» WHAT TO PRODUCE: Return the records below exactly as they are written.

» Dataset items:

————

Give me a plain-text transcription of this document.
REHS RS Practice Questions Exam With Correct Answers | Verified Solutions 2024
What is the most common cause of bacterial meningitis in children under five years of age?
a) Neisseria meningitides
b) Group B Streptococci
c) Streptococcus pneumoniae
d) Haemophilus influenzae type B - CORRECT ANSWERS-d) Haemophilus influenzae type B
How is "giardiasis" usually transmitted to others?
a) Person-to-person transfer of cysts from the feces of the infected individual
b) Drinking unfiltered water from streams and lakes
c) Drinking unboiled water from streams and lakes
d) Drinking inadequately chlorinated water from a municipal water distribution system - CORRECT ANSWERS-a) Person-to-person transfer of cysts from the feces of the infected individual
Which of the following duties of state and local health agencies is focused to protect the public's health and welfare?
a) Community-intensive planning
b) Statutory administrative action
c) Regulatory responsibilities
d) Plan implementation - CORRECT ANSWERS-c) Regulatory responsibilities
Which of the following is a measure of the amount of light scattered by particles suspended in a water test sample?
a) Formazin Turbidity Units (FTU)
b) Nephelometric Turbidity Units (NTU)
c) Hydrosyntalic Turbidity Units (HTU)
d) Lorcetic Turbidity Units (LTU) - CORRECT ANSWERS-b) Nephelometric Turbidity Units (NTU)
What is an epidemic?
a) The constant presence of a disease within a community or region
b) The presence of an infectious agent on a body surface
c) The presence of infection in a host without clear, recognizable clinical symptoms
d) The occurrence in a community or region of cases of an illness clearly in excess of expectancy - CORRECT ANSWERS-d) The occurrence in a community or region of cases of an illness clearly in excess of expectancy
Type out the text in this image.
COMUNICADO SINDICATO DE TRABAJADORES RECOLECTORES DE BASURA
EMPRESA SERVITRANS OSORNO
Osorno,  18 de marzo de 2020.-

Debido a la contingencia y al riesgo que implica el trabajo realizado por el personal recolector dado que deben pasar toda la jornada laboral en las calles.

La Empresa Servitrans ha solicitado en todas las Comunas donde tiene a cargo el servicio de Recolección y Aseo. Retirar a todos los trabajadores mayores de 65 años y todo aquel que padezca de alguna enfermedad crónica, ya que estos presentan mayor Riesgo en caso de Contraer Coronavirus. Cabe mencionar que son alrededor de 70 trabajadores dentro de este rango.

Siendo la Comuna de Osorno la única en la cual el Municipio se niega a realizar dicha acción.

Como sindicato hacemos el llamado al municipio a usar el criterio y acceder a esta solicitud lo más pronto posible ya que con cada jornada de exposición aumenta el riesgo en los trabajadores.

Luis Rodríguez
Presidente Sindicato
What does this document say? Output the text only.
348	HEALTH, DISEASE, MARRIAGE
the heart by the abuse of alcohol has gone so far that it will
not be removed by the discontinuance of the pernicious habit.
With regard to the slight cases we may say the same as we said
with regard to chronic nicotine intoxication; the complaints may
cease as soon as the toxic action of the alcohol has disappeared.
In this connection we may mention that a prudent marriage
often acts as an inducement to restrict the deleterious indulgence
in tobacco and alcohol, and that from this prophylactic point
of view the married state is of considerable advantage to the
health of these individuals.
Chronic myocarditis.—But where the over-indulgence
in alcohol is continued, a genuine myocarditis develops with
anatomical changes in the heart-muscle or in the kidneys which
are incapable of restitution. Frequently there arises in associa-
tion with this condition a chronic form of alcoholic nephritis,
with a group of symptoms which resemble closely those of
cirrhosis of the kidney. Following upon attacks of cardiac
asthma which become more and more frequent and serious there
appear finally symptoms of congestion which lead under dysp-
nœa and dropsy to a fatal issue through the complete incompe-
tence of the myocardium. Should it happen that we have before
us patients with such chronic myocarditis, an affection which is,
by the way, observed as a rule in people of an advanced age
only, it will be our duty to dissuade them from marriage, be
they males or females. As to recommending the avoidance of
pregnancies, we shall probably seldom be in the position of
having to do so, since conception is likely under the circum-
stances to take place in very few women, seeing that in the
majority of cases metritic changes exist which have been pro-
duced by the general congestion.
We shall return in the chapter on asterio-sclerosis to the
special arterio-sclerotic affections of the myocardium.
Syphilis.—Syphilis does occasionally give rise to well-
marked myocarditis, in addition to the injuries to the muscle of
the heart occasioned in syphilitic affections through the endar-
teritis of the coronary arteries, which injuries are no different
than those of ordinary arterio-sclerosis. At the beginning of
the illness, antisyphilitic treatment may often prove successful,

————

» YOUR SOLUTION:
Give me a plain-text transcription of this document.
REHS RS Practice Questions Exam With Correct Answers | Verified Solutions 2024
What is the most common cause of bacterial meningitis in children under five years of age?
a) Neisseria meningitides
b) Group B Streptococci
c) Streptococcus pneumoniae
d) Haemophilus influenzae type B - CORRECT ANSWERS-d) Haemophilus influenzae type B
How is "giardiasis" usually transmitted to others?
a) Person-to-person transfer of cysts from the feces of the infected individual
b) Drinking unfiltered water from streams and lakes
c) Drinking unboiled water from streams and lakes
d) Drinking inadequately chlorinated water from a municipal water distribution system - CORRECT ANSWERS-a) Person-to-person transfer of cysts from the feces of the infected individual
Which of the following duties of state and local health agencies is focused to protect the public's health and welfare?
a) Community-intensive planning
b) Statutory administrative action
c) Regulatory responsibilities
d) Plan implementation - CORRECT ANSWERS-c) Regulatory responsibilities
Which of the following is a measure of the amount of light scattered by particles suspended in a water test sample?
a) Formazin Turbidity Units (FTU)
b) Nephelometric Turbidity Units (NTU)
c) Hydrosyntalic Turbidity Units (HTU)
d) Lorcetic Turbidity Units (LTU) - CORRECT ANSWERS-b) Nephelometric Turbidity Units (NTU)
What is an epidemic?
a) The constant presence of a disease within a community or region
b) The presence of an infectious agent on a body surface
c) The presence of infection in a host without clear, recognizable clinical symptoms
d) The occurrence in a community or region of cases of an illness clearly in excess of expectancy - CORRECT ANSWERS-d) The occurrence in a community or region of cases of an illness clearly in excess of expectancy
Type out the text in this image.
COMUNICADO SINDICATO DE TRABAJADORES RECOLECTORES DE BASURA
EMPRESA SERVITRANS OSORNO
Osorno,  18 de marzo de 2020.-

Debido a la contingencia y al riesgo que implica el trabajo realizado por el personal recolector dado que deben pasar toda la jornada laboral en las calles.

La Empresa Servitrans ha solicitado en todas las Comunas donde tiene a cargo el servicio de Recolección y Aseo. Retirar a todos los trabajadores mayores de 65 años y todo aquel que padezca de alguna enfermedad crónica, ya que estos presentan mayor Riesgo en caso de Contraer Coronavirus. Cabe mencionar que son alrededor de 70 trabajadores dentro de este rango.

Siendo la Comuna de Osorno la única en la cual el Municipio se niega a realizar dicha acción.

Como sindicato hacemos el llamado al municipio a usar el criterio y acceder a esta solicitud lo más pronto posible ya que con cada jornada de exposición aumenta el riesgo en los trabajadores.

Luis Rodríguez
Presidente Sindicato
What does this document say? Output the text only.
348	HEALTH, DISEASE, MARRIAGE
the heart by the abuse of alcohol has gone so far that it will
not be removed by the discontinuance of the pernicious habit.
With regard to the slight cases we may say the same as we said
with regard to chronic nicotine intoxication; the complaints may
cease as soon as the toxic action of the alcohol has disappeared.
In this connection we may mention that a prudent marriage
often acts as an inducement to restrict the deleterious indulgence
in tobacco and alcohol, and that from this prophylactic point
of view the married state is of considerable advantage to the
health of these individuals.
Chronic myocarditis.—But where the over-indulgence
in alcohol is continued, a genuine myocarditis develops with
anatomical changes in the heart-muscle or in the kidneys which
are incapable of restitution. Frequently there arises in associa-
tion with this condition a chronic form of alcoholic nephritis,
with a group of symptoms which resemble closely those of
cirrhosis of the kidney. Following upon attacks of cardiac
asthma which become more and more frequent and serious there
appear finally symptoms of congestion which lead under dysp-
nœa and dropsy to a fatal issue through the complete incompe-
tence of the myocardium. Should it happen that we have before
us patients with such chronic myocarditis, an affection which is,
by the way, observed as a rule in people of an advanced age
only, it will be our duty to dissuade them from marriage, be
they males or females. As to recommending the avoidance of
pregnancies, we shall probably seldom be in the position of
having to do so, since conception is likely under the circum-
stances to take place in very few women, seeing that in the
majority of cases metritic changes exist which have been pro-
duced by the general congestion.
We shall return in the chapter on asterio-sclerosis to the
special arterio-sclerotic affections of the myocardium.
Syphilis.—Syphilis does occasionally give rise to well-
marked myocarditis, in addition to the injuries to the muscle of
the heart occasioned in syphilitic affections through the endar-
teritis of the coronary arteries, which injuries are no different
than those of ordinary arterio-sclerosis. At the beginning of
the illness, antisyphilitic treatment may often prove successful,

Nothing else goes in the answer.